(Recorded data)
□ □ □ □ □ □ □

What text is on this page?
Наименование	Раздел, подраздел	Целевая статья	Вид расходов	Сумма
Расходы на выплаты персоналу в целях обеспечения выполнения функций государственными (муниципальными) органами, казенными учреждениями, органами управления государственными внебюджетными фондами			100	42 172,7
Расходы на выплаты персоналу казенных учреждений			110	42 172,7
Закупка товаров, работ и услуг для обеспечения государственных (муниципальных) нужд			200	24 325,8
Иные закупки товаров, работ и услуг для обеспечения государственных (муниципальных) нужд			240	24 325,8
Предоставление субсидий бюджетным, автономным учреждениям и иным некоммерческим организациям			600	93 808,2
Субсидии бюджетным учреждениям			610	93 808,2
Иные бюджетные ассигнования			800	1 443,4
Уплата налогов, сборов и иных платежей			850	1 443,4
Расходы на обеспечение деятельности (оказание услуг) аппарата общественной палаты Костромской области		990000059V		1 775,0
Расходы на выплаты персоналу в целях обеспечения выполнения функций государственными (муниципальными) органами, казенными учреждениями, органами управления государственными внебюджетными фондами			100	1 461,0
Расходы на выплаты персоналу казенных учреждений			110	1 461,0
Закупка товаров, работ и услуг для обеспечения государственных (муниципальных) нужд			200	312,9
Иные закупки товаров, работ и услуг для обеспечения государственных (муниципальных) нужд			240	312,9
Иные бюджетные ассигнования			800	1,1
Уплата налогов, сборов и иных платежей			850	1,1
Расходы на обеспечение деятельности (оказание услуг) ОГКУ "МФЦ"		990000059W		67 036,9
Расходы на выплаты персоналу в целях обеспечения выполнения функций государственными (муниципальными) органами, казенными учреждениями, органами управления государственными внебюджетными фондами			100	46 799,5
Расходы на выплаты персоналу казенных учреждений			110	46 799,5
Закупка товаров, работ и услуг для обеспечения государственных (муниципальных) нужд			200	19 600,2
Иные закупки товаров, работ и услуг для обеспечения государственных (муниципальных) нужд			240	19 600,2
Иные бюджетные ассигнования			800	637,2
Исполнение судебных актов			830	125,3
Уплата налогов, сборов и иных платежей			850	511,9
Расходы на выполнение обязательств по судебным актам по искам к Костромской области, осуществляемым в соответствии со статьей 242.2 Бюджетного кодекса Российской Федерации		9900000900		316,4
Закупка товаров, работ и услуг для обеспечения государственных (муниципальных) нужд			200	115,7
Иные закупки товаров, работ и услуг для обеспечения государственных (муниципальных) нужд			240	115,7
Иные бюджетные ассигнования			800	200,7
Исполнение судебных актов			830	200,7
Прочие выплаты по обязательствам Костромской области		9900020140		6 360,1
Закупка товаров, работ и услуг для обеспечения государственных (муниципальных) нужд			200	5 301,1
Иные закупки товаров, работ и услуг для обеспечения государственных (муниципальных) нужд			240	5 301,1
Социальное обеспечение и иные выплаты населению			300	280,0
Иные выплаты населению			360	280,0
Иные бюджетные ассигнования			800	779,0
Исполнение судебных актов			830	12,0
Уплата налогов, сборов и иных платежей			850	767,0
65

□ □ □ □ □ □ □

_Set problem_: In the entries above, find each line with the word "иных" and show it.

_Complete output_:
Уплата налогов, сборов и иных платежей			850	1 443,4
Уплата налогов, сборов и иных платежей			850	1,1
Уплата налогов, сборов и иных платежей			850	511,9
Уплата налогов, сборов и иных платежей			850	767,0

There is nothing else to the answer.